Copy out each line of the material below with no changes.

>> Begin SUPPLIED DATA

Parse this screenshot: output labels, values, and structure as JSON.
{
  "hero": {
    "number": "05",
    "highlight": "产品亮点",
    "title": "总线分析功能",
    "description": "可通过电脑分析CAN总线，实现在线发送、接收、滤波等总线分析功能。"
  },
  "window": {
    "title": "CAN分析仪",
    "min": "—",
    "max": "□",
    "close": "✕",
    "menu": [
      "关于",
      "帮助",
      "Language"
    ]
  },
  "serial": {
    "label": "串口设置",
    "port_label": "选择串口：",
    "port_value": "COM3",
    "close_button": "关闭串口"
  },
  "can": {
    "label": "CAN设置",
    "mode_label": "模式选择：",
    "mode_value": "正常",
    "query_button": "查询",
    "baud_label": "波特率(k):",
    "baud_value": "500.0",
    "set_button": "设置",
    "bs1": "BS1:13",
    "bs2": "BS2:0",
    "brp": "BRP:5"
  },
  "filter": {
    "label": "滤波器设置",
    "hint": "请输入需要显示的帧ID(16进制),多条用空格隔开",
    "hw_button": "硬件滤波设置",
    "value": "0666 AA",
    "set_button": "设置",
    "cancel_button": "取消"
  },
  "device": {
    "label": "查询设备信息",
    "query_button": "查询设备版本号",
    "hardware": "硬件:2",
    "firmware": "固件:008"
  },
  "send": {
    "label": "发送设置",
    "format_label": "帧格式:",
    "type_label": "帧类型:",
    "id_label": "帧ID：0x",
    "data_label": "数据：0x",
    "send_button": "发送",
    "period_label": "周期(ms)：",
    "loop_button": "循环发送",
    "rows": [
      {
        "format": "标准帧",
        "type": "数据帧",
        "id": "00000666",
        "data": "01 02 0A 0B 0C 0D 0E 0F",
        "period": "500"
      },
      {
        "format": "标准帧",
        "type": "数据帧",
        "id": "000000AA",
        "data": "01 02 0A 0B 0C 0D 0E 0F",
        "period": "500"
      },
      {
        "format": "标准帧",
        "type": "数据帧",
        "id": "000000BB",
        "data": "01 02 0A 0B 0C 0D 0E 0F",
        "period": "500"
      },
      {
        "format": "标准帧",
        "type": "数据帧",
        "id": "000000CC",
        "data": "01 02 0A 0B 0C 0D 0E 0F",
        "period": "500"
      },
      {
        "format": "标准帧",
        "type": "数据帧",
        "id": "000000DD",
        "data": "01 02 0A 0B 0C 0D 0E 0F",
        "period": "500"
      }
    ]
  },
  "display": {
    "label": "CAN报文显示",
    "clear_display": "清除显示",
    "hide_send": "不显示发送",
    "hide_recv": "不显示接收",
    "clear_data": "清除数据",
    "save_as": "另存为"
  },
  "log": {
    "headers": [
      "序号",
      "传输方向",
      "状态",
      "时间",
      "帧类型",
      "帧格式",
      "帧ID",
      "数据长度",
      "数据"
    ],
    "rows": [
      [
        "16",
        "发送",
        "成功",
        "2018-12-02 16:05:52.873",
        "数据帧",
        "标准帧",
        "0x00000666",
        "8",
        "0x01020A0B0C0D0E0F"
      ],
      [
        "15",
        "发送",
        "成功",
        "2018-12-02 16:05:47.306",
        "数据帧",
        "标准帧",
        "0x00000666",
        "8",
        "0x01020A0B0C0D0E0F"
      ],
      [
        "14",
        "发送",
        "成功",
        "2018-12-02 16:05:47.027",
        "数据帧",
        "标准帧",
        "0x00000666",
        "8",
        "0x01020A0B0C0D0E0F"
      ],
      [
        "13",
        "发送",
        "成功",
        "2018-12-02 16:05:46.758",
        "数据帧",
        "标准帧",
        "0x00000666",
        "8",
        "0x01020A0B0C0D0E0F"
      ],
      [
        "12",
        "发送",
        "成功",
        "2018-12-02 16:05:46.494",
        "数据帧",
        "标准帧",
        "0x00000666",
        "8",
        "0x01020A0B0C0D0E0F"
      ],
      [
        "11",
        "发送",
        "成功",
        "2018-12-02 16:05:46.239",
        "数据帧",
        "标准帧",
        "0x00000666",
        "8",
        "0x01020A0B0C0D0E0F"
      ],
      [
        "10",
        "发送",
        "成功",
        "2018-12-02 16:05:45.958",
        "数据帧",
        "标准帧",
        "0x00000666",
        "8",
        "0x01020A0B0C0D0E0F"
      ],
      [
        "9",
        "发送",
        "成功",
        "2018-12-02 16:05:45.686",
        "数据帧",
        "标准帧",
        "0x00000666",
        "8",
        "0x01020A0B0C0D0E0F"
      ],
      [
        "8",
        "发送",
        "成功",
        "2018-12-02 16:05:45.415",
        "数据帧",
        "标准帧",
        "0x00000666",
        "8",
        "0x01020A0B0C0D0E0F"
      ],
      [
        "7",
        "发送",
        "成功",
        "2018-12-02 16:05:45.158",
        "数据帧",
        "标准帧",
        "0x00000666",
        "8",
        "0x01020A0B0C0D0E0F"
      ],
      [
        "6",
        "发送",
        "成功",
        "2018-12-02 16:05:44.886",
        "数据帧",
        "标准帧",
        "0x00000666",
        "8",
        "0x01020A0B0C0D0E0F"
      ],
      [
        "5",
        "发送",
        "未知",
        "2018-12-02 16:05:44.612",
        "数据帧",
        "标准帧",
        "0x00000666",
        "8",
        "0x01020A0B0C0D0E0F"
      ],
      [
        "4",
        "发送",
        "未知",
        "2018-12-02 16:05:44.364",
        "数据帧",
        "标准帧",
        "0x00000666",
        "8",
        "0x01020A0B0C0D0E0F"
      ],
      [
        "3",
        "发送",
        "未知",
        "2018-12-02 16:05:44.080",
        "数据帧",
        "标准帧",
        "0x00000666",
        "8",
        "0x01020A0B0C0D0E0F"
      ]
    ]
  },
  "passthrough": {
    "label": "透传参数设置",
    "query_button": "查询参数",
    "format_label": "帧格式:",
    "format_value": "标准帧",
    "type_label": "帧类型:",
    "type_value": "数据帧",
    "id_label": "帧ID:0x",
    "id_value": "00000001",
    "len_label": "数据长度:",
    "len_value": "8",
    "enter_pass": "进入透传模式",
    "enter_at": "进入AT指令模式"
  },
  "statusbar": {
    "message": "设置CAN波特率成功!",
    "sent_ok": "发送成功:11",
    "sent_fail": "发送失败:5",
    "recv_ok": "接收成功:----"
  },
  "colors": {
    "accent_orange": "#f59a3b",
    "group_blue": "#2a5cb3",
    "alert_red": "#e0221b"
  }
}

>> End SUPPLIED DATA

SOLUTION FOR THIS PROBLEM ->
Parse this screenshot: output labels, values, and structure as JSON.
{
  "hero": {
    "number": "05",
    "highlight": "产品亮点",
    "title": "总线分析功能",
    "description": "可通过电脑分析CAN总线，实现在线发送、接收、滤波等总线分析功能。"
  },
  "window": {
    "title": "CAN分析仪",
    "min": "—",
    "max": "□",
    "close": "✕",
    "menu": [
      "关于",
      "帮助",
      "Language"
    ]
  },
  "serial": {
    "label": "串口设置",
    "port_label": "选择串口：",
    "port_value": "COM3",
    "close_button": "关闭串口"
  },
  "can": {
    "label": "CAN设置",
    "mode_label": "模式选择：",
    "mode_value": "正常",
    "query_button": "查询",
    "baud_label": "波特率(k):",
    "baud_value": "500.0",
    "set_button": "设置",
    "bs1": "BS1:13",
    "bs2": "BS2:0",
    "brp": "BRP:5"
  },
  "filter": {
    "label": "滤波器设置",
    "hint": "请输入需要显示的帧ID(16进制),多条用空格隔开",
    "hw_button": "硬件滤波设置",
    "value": "0666 AA",
    "set_button": "设置",
    "cancel_button": "取消"
  },
  "device": {
    "label": "查询设备信息",
    "query_button": "查询设备版本号",
    "hardware": "硬件:2",
    "firmware": "固件:008"
  },
  "send": {
    "label": "发送设置",
    "format_label": "帧格式:",
    "type_label": "帧类型:",
    "id_label": "帧ID：0x",
    "data_label": "数据：0x",
    "send_button": "发送",
    "period_label": "周期(ms)：",
    "loop_button": "循环发送",
    "rows": [
      {
        "format": "标准帧",
        "type": "数据帧",
        "id": "00000666",
        "data": "01 02 0A 0B 0C 0D 0E 0F",
        "period": "500"
      },
      {
        "format": "标准帧",
        "type": "数据帧",
        "id": "000000AA",
        "data": "01 02 0A 0B 0C 0D 0E 0F",
        "period": "500"
      },
      {
        "format": "标准帧",
        "type": "数据帧",
        "id": "000000BB",
        "data": "01 02 0A 0B 0C 0D 0E 0F",
        "period": "500"
      },
      {
        "format": "标准帧",
        "type": "数据帧",
        "id": "000000CC",
        "data": "01 02 0A 0B 0C 0D 0E 0F",
        "period": "500"
      },
      {
        "format": "标准帧",
        "type": "数据帧",
        "id": "000000DD",
        "data": "01 02 0A 0B 0C 0D 0E 0F",
        "period": "500"
      }
    ]
  },
  "display": {
    "label": "CAN报文显示",
    "clear_display": "清除显示",
    "hide_send": "不显示发送",
    "hide_recv": "不显示接收",
    "clear_data": "清除数据",
    "save_as": "另存为"
  },
  "log": {
    "headers": [
      "序号",
      "传输方向",
      "状态",
      "时间",
      "帧类型",
      "帧格式",
      "帧ID",
      "数据长度",
      "数据"
    ],
    "rows": [
      [
        "16",
        "发送",
        "成功",
        "2018-12-02 16:05:52.873",
        "数据帧",
        "标准帧",
        "0x00000666",
        "8",
        "0x01020A0B0C0D0E0F"
      ],
      [
        "15",
        "发送",
        "成功",
        "2018-12-02 16:05:47.306",
        "数据帧",
        "标准帧",
        "0x00000666",
        "8",
        "0x01020A0B0C0D0E0F"
      ],
      [
        "14",
        "发送",
        "成功",
        "2018-12-02 16:05:47.027",
        "数据帧",
        "标准帧",
        "0x00000666",
        "8",
        "0x01020A0B0C0D0E0F"
      ],
      [
        "13",
        "发送",
        "成功",
        "2018-12-02 16:05:46.758",
        "数据帧",
        "标准帧",
        "0x00000666",
        "8",
        "0x01020A0B0C0D0E0F"
      ],
      [
        "12",
        "发送",
        "成功",
        "2018-12-02 16:05:46.494",
        "数据帧",
        "标准帧",
        "0x00000666",
        "8",
        "0x01020A0B0C0D0E0F"
      ],
      [
        "11",
        "发送",
        "成功",
        "2018-12-02 16:05:46.239",
        "数据帧",
        "标准帧",
        "0x00000666",
        "8",
        "0x01020A0B0C0D0E0F"
      ],
      [
        "10",
        "发送",
        "成功",
        "2018-12-02 16:05:45.958",
        "数据帧",
        "标准帧",
        "0x00000666",
        "8",
        "0x01020A0B0C0D0E0F"
      ],
      [
        "9",
        "发送",
        "成功",
        "2018-12-02 16:05:45.686",
        "数据帧",
        "标准帧",
        "0x00000666",
        "8",
        "0x01020A0B0C0D0E0F"
      ],
      [
        "8",
        "发送",
        "成功",
        "2018-12-02 16:05:45.415",
        "数据帧",
        "标准帧",
        "0x00000666",
        "8",
        "0x01020A0B0C0D0E0F"
      ],
      [
        "7",
        "发送",
        "成功",
        "2018-12-02 16:05:45.158",
        "数据帧",
        "标准帧",
        "0x00000666",
        "8",
        "0x01020A0B0C0D0E0F"
      ],
      [
        "6",
        "发送",
        "成功",
        "2018-12-02 16:05:44.886",
        "数据帧",
        "标准帧",
        "0x00000666",
        "8",
        "0x01020A0B0C0D0E0F"
      ],
      [
        "5",
        "发送",
        "未知",
        "2018-12-02 16:05:44.612",
        "数据帧",
        "标准帧",
        "0x00000666",
        "8",
        "0x01020A0B0C0D0E0F"
      ],
      [
        "4",
        "发送",
        "未知",
        "2018-12-02 16:05:44.364",
        "数据帧",
        "标准帧",
        "0x00000666",
        "8",
        "0x01020A0B0C0D0E0F"
      ],
      [
        "3",
        "发送",
        "未知",
        "2018-12-02 16:05:44.080",
        "数据帧",
        "标准帧",
        "0x00000666",
        "8",
        "0x01020A0B0C0D0E0F"
      ]
    ]
  },
  "passthrough": {
    "label": "透传参数设置",
    "query_button": "查询参数",
    "format_label": "帧格式:",
    "format_value": "标准帧",
    "type_label": "帧类型:",
    "type_value": "数据帧",
    "id_label": "帧ID:0x",
    "id_value": "00000001",
    "len_label": "数据长度:",
    "len_value": "8",
    "enter_pass": "进入透传模式",
    "enter_at": "进入AT指令模式"
  },
  "statusbar": {
    "message": "设置CAN波特率成功!",
    "sent_ok": "发送成功:11",
    "sent_fail": "发送失败:5",
    "recv_ok": "接收成功:----"
  },
  "colors": {
    "accent_orange": "#f59a3b",
    "group_blue": "#2a5cb3",
    "alert_red": "#e0221b"
  }
}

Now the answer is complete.